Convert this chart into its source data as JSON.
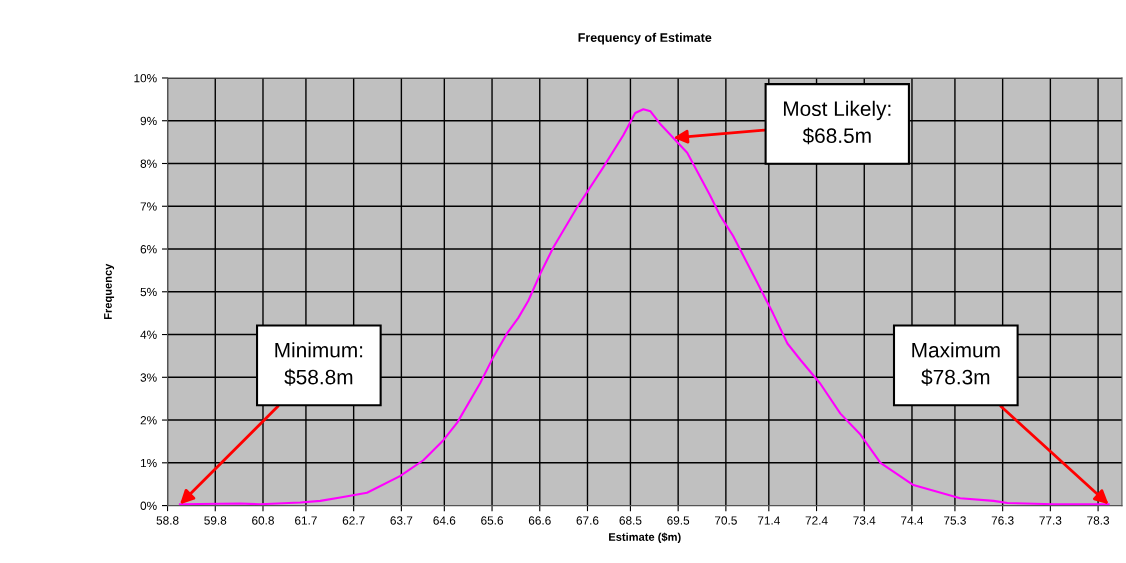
{
  "chart_data": {
    "type": "line",
    "title": "Frequency of Estimate",
    "xlabel": "Estimate ($m)",
    "ylabel": "Frequency",
    "x": [
      59.06,
      60.32,
      60.74,
      61.58,
      62.0,
      62.42,
      62.98,
      63.67,
      64.16,
      64.58,
      64.87,
      65.35,
      65.62,
      65.91,
      66.15,
      66.36,
      66.61,
      66.88,
      67.38,
      67.93,
      68.35,
      68.6,
      68.77,
      68.92,
      69.12,
      69.69,
      70.17,
      70.38,
      70.65,
      71.16,
      71.49,
      71.79,
      72.06,
      72.48,
      72.9,
      73.32,
      73.74,
      74.43,
      75.41,
      76.11,
      76.4,
      77.36,
      78.52
    ],
    "series": [
      {
        "color": "#ff00ff",
        "values": [
          0.03,
          0.05,
          0.03,
          0.07,
          0.11,
          0.19,
          0.3,
          0.69,
          1.06,
          1.53,
          1.94,
          2.86,
          3.46,
          4.02,
          4.39,
          4.79,
          5.42,
          6.03,
          6.97,
          7.91,
          8.66,
          9.18,
          9.27,
          9.22,
          8.93,
          8.25,
          7.25,
          6.78,
          6.31,
          5.21,
          4.49,
          3.79,
          3.41,
          2.85,
          2.15,
          1.66,
          1.0,
          0.48,
          0.17,
          0.11,
          0.06,
          0.03,
          0.03
        ]
      }
    ],
    "xlim": [
      58.8,
      78.8
    ],
    "xticks": [
      58.8,
      59.8,
      60.8,
      61.7,
      62.7,
      63.7,
      64.6,
      65.6,
      66.6,
      67.6,
      68.5,
      69.5,
      70.5,
      71.4,
      72.4,
      73.4,
      74.4,
      75.3,
      76.3,
      77.3,
      78.3
    ],
    "ylim": [
      0,
      10
    ],
    "yticks": [
      {
        "value": 0,
        "label": "0%"
      },
      {
        "value": 1,
        "label": "1%"
      },
      {
        "value": 2,
        "label": "2%"
      },
      {
        "value": 3,
        "label": "3%"
      },
      {
        "value": 4,
        "label": "4%"
      },
      {
        "value": 5,
        "label": "5%"
      },
      {
        "value": 6,
        "label": "6%"
      },
      {
        "value": 7,
        "label": "7%"
      },
      {
        "value": 8,
        "label": "8%"
      },
      {
        "value": 9,
        "label": "9%"
      },
      {
        "value": 10,
        "label": "10%"
      }
    ],
    "grid": true,
    "marker": "none",
    "line_style": "solid",
    "annotations": [
      {
        "text": "Minimum:\n$58.8m",
        "x": 59.06,
        "y": 0.03
      },
      {
        "text": "Most Likely:\n$68.5m",
        "x": 69.4,
        "y": 8.6
      },
      {
        "text": "Maximum\n$78.3m",
        "x": 78.52,
        "y": 0.03
      }
    ]
  }
}
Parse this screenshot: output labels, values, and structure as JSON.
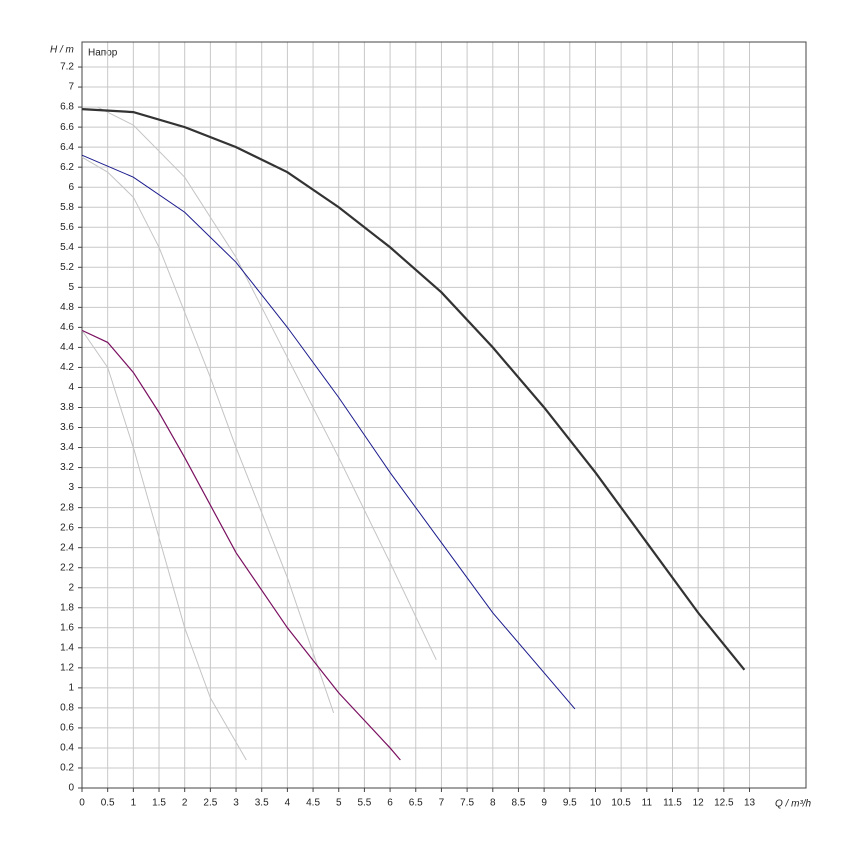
{
  "chart_data": {
    "type": "line",
    "y_label": "H / m",
    "x_label": "Q / m³/h",
    "annotation": "Напор",
    "xlim": [
      0,
      14.1
    ],
    "ylim": [
      0,
      7.45
    ],
    "xticks": [
      0,
      0.5,
      1,
      1.5,
      2,
      2.5,
      3,
      3.5,
      4,
      4.5,
      5,
      5.5,
      6,
      6.5,
      7,
      7.5,
      8,
      8.5,
      9,
      9.5,
      10,
      10.5,
      11,
      11.5,
      12,
      12.5,
      13
    ],
    "yticks": [
      0,
      0.2,
      0.4,
      0.6,
      0.8,
      1,
      1.2,
      1.4,
      1.6,
      1.8,
      2,
      2.2,
      2.4,
      2.6,
      2.8,
      3,
      3.2,
      3.4,
      3.6,
      3.8,
      4,
      4.2,
      4.4,
      4.6,
      4.8,
      5,
      5.2,
      5.4,
      5.6,
      5.8,
      6,
      6.2,
      6.4,
      6.6,
      6.8,
      7,
      7.2
    ],
    "grid": true,
    "series": [
      {
        "color": "#c4c4c4",
        "width": 1,
        "x": [
          0.3,
          1,
          2,
          3,
          4,
          5,
          6,
          6.9
        ],
        "values": [
          6.8,
          6.62,
          6.1,
          5.3,
          4.3,
          3.3,
          2.25,
          1.28
        ]
      },
      {
        "color": "#c4c4c4",
        "width": 1,
        "x": [
          0,
          0.5,
          1,
          1.5,
          2,
          2.5,
          3,
          3.5,
          4,
          4.5,
          4.9
        ],
        "values": [
          6.3,
          6.15,
          5.9,
          5.4,
          4.75,
          4.1,
          3.4,
          2.75,
          2.1,
          1.35,
          0.75
        ]
      },
      {
        "color": "#c4c4c4",
        "width": 1,
        "x": [
          0,
          0.5,
          1,
          1.5,
          2,
          2.5,
          3.2
        ],
        "values": [
          4.57,
          4.2,
          3.4,
          2.5,
          1.6,
          0.9,
          0.28
        ]
      },
      {
        "color": "#333333",
        "width": 2.2,
        "x": [
          0,
          1,
          2,
          3,
          4,
          5,
          6,
          7,
          8,
          9,
          10,
          11,
          12,
          12.9
        ],
        "values": [
          6.78,
          6.75,
          6.6,
          6.4,
          6.15,
          5.8,
          5.4,
          4.95,
          4.4,
          3.8,
          3.15,
          2.45,
          1.75,
          1.18
        ]
      },
      {
        "color": "#1a1a8c",
        "width": 1,
        "x": [
          0,
          1,
          2,
          3,
          4,
          5,
          6,
          7,
          8,
          9,
          9.6
        ],
        "values": [
          6.32,
          6.1,
          5.75,
          5.25,
          4.6,
          3.9,
          3.15,
          2.45,
          1.75,
          1.15,
          0.79
        ]
      },
      {
        "color": "#7a1060",
        "width": 1.2,
        "x": [
          0,
          0.5,
          1,
          1.5,
          2,
          3,
          4,
          5,
          6,
          6.2
        ],
        "values": [
          4.57,
          4.45,
          4.15,
          3.75,
          3.3,
          2.35,
          1.6,
          0.95,
          0.4,
          0.28
        ]
      }
    ]
  }
}
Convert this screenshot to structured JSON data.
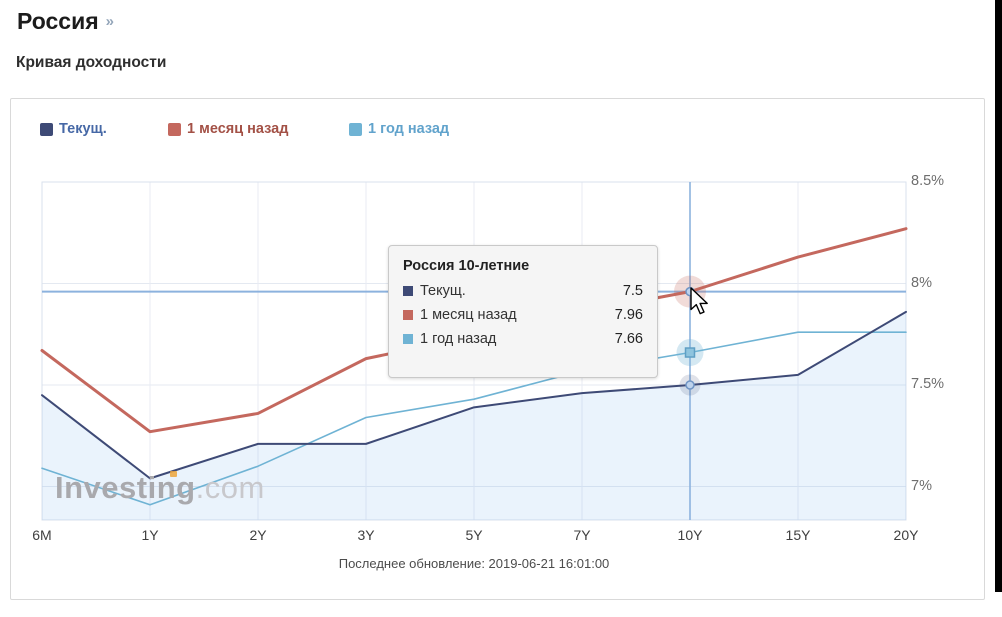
{
  "header": {
    "title": "Россия",
    "title_arrow": "»",
    "subtitle": "Кривая доходности"
  },
  "legend": [
    {
      "label": "Текущ.",
      "color": "#3e4a76",
      "text_color": "#4668a6"
    },
    {
      "label": "1 месяц назад",
      "color": "#c4685e",
      "text_color": "#a35146"
    },
    {
      "label": "1 год назад",
      "color": "#6fb3d4",
      "text_color": "#61a3cc"
    }
  ],
  "tooltip": {
    "title": "Россия 10-летние",
    "rows": [
      {
        "label": "Текущ.",
        "value": "7.5",
        "color": "#3e4a76"
      },
      {
        "label": "1 месяц назад",
        "value": "7.96",
        "color": "#c4685e"
      },
      {
        "label": "1 год назад",
        "value": "7.66",
        "color": "#6fb3d4"
      }
    ]
  },
  "footer": {
    "last_update": "Последнее обновление: 2019-06-21 16:01:00"
  },
  "watermark": {
    "main": "Investing",
    "suffix": ".com"
  },
  "chart_data": {
    "type": "line",
    "title": "Кривая доходности (Россия)",
    "categories": [
      "6M",
      "1Y",
      "2Y",
      "3Y",
      "5Y",
      "7Y",
      "10Y",
      "15Y",
      "20Y"
    ],
    "series": [
      {
        "name": "Текущ.",
        "color": "#3e4a76",
        "width": 2,
        "area": true,
        "marker": "circle",
        "values": [
          7.45,
          7.04,
          7.21,
          7.21,
          7.39,
          7.46,
          7.5,
          7.55,
          7.86
        ]
      },
      {
        "name": "1 месяц назад",
        "color": "#c4685e",
        "width": 3,
        "area": false,
        "marker": "circle",
        "values": [
          7.67,
          7.27,
          7.36,
          7.63,
          7.74,
          7.86,
          7.96,
          8.13,
          8.27
        ]
      },
      {
        "name": "1 год назад",
        "color": "#6fb3d4",
        "width": 1.6,
        "area": false,
        "marker": "square",
        "values": [
          7.09,
          6.91,
          7.1,
          7.34,
          7.43,
          7.57,
          7.66,
          7.76,
          7.76
        ]
      }
    ],
    "yticks": [
      7,
      7.5,
      8,
      8.5
    ],
    "ytick_labels": [
      "7%",
      "7.5%",
      "8%",
      "8.5%"
    ],
    "ylim": [
      6.835,
      8.5
    ],
    "yaxis_side": "right",
    "xlabel": "",
    "ylabel": "",
    "grid": true,
    "legend_position": "top",
    "hover": {
      "category": "10Y",
      "index": 6,
      "crosshair_value": 7.96
    }
  }
}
_ _ _
■ Stated problem:
Gather each line in the entries above where the string "marker" is found.

■ In response:
    "marker": "none",
        "marker": "circle",
        "marker": "circle",
        "marker": "square",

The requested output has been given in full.